%%

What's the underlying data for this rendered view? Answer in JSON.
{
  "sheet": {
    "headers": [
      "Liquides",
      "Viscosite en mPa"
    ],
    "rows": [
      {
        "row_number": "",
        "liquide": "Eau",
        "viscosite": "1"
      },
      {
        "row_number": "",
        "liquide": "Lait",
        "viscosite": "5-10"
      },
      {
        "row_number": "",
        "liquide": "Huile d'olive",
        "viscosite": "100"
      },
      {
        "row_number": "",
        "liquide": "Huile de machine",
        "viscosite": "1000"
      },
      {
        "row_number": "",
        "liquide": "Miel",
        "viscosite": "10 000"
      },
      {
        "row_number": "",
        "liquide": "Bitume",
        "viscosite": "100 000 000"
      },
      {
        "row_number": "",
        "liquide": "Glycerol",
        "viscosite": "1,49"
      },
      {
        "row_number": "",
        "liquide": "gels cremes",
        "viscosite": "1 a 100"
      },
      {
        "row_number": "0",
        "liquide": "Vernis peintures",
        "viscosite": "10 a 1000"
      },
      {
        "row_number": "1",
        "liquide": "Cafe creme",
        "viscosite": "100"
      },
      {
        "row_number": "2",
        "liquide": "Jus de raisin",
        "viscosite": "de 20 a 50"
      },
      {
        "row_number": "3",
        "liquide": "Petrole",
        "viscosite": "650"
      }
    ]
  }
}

%%

## Goal
Retype all of the entries precisely as they are.

## Exercise output
What's the underlying data for this rendered view? Answer in JSON.
{
  "sheet": {
    "headers": [
      "Liquides",
      "Viscosite en mPa"
    ],
    "rows": [
      {
        "row_number": "",
        "liquide": "Eau",
        "viscosite": "1"
      },
      {
        "row_number": "",
        "liquide": "Lait",
        "viscosite": "5-10"
      },
      {
        "row_number": "",
        "liquide": "Huile d'olive",
        "viscosite": "100"
      },
      {
        "row_number": "",
        "liquide": "Huile de machine",
        "viscosite": "1000"
      },
      {
        "row_number": "",
        "liquide": "Miel",
        "viscosite": "10 000"
      },
      {
        "row_number": "",
        "liquide": "Bitume",
        "viscosite": "100 000 000"
      },
      {
        "row_number": "",
        "liquide": "Glycerol",
        "viscosite": "1,49"
      },
      {
        "row_number": "",
        "liquide": "gels cremes",
        "viscosite": "1 a 100"
      },
      {
        "row_number": "0",
        "liquide": "Vernis peintures",
        "viscosite": "10 a 1000"
      },
      {
        "row_number": "1",
        "liquide": "Cafe creme",
        "viscosite": "100"
      },
      {
        "row_number": "2",
        "liquide": "Jus de raisin",
        "viscosite": "de 20 a 50"
      },
      {
        "row_number": "3",
        "liquide": "Petrole",
        "viscosite": "650"
      }
    ]
  }
}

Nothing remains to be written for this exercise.